— Challenge —
Below are some records; work out how many of their lines contain "Company" and give the number only.

** START **

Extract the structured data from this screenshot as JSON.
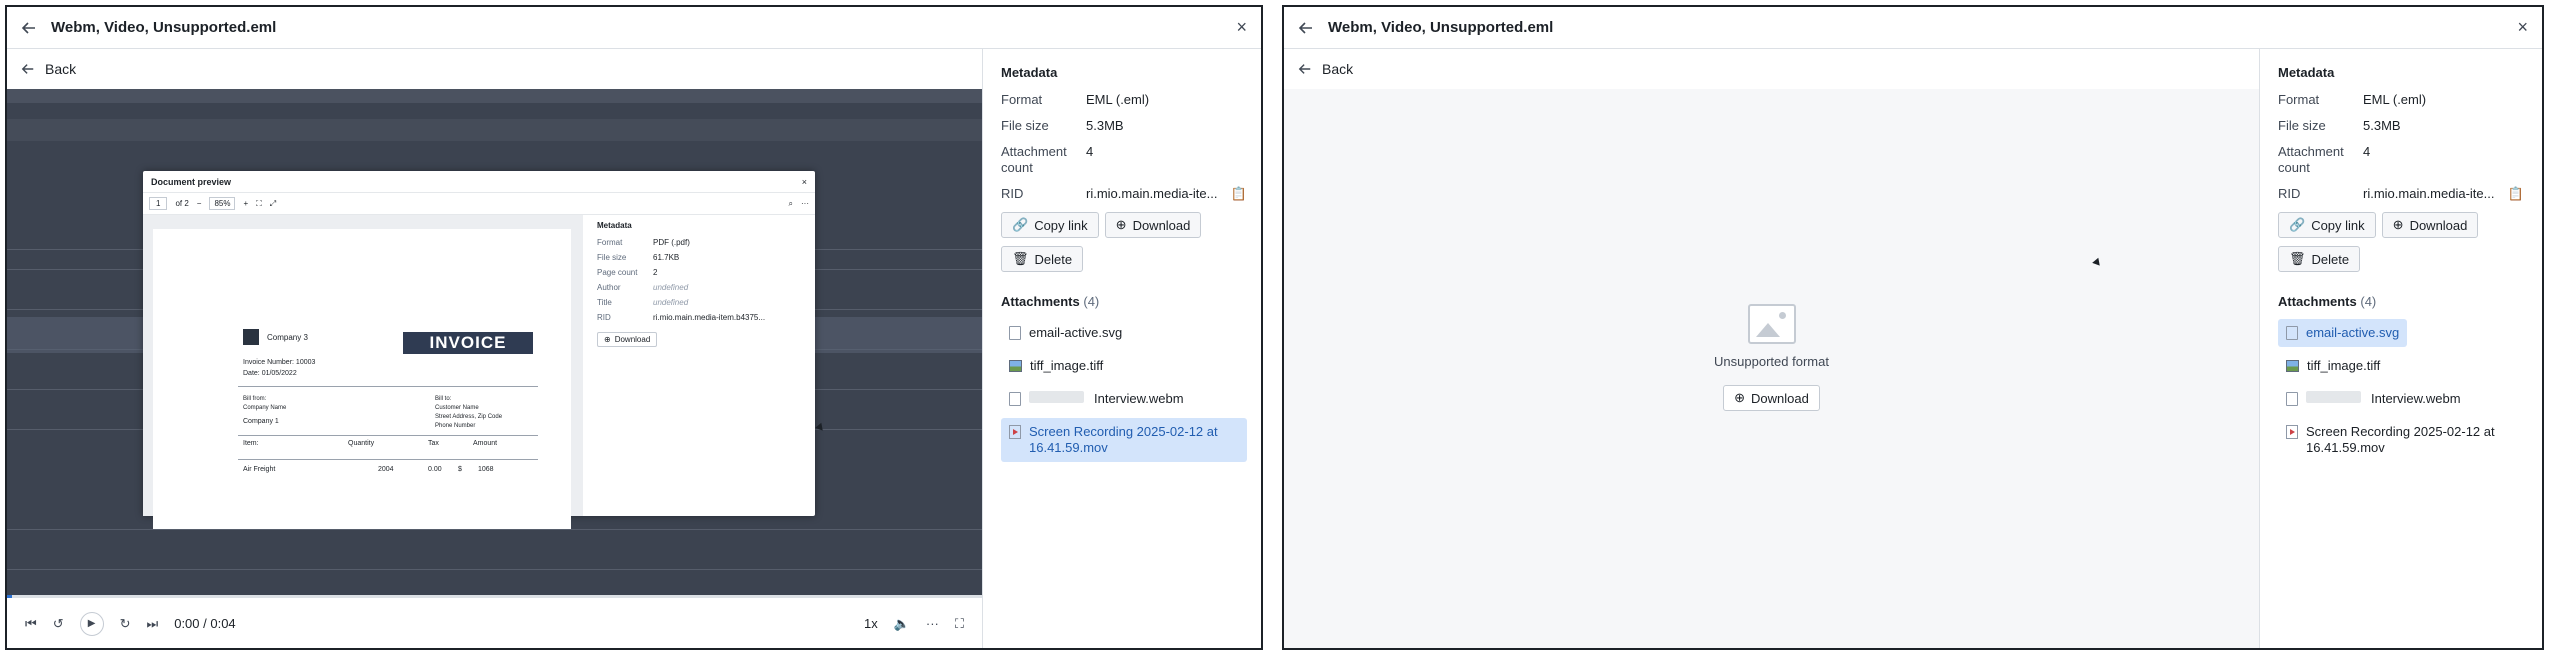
{
  "panels": [
    {
      "title": "Webm, Video, Unsupported.eml",
      "back_label": "Back",
      "metadata": {
        "heading": "Metadata",
        "rows": [
          {
            "key": "Format",
            "value": "EML (.eml)"
          },
          {
            "key": "File size",
            "value": "5.3MB"
          },
          {
            "key": "Attachment count",
            "value": "4"
          },
          {
            "key": "RID",
            "value": "ri.mio.main.media-ite..."
          }
        ],
        "copy_link": "Copy link",
        "download": "Download",
        "delete": "Delete"
      },
      "attachments": {
        "heading": "Attachments",
        "count": "(4)",
        "items": [
          {
            "name": "email-active.svg",
            "icon": "file-icon",
            "selected": false
          },
          {
            "name": "tiff_image.tiff",
            "icon": "image-icon",
            "selected": false
          },
          {
            "name": "Interview.webm",
            "icon": "file-icon",
            "selected": false
          },
          {
            "name": "Screen Recording 2025-02-12 at 16.41.59.mov",
            "icon": "video-icon",
            "selected": true
          }
        ]
      },
      "video": {
        "time": "0:00 / 0:04",
        "speed": "1x",
        "progress": 0.0,
        "inner": {
          "dialog_title": "Document preview",
          "page_input": "1",
          "page_of": "of 2",
          "zoom": "85%",
          "invoice": {
            "company": "Company 3",
            "heading": "INVOICE",
            "invoice_number_label": "Invoice Number:",
            "invoice_number": "10003",
            "date_label": "Date:",
            "date": "01/05/2022",
            "bill_from": "Bill from:",
            "bill_from_name": "Company Name",
            "bill_from_company": "Company 1",
            "bill_to": "Bill to:",
            "bill_to_lines": [
              "Customer Name",
              "Street Address, Zip Code",
              "Phone Number"
            ],
            "col_item": "Item:",
            "col_quantity": "Quantity",
            "col_tax": "Tax",
            "col_amount": "Amount",
            "row_item": "Air Freight",
            "row_quantity": "2004",
            "row_tax": "0.00",
            "row_currency": "$",
            "row_amount": "1068"
          },
          "meta": {
            "heading": "Metadata",
            "rows": [
              {
                "key": "Format",
                "value": "PDF (.pdf)",
                "italic": false
              },
              {
                "key": "File size",
                "value": "61.7KB",
                "italic": false
              },
              {
                "key": "Page count",
                "value": "2",
                "italic": false
              },
              {
                "key": "Author",
                "value": "undefined",
                "italic": true
              },
              {
                "key": "Title",
                "value": "undefined",
                "italic": true
              },
              {
                "key": "RID",
                "value": "ri.mio.main.media-item.b4375...",
                "italic": false
              }
            ],
            "download": "Download"
          }
        }
      }
    },
    {
      "title": "Webm, Video, Unsupported.eml",
      "back_label": "Back",
      "metadata": {
        "heading": "Metadata",
        "rows": [
          {
            "key": "Format",
            "value": "EML (.eml)"
          },
          {
            "key": "File size",
            "value": "5.3MB"
          },
          {
            "key": "Attachment count",
            "value": "4"
          },
          {
            "key": "RID",
            "value": "ri.mio.main.media-ite..."
          }
        ],
        "copy_link": "Copy link",
        "download": "Download",
        "delete": "Delete"
      },
      "attachments": {
        "heading": "Attachments",
        "count": "(4)",
        "items": [
          {
            "name": "email-active.svg",
            "icon": "file-icon",
            "selected": true
          },
          {
            "name": "tiff_image.tiff",
            "icon": "image-icon",
            "selected": false
          },
          {
            "name": "Interview.webm",
            "icon": "file-icon",
            "selected": false
          },
          {
            "name": "Screen Recording 2025-02-12 at 16.41.59.mov",
            "icon": "video-icon",
            "selected": false
          }
        ]
      },
      "unsupported": {
        "message": "Unsupported format",
        "download": "Download"
      }
    }
  ],
  "colors": {
    "selected_bg": "#d3e4fb",
    "selected_text": "#215db0",
    "border": "#1c2127",
    "video_bg": "#3c4350"
  }
}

** END **

— Task answer —
3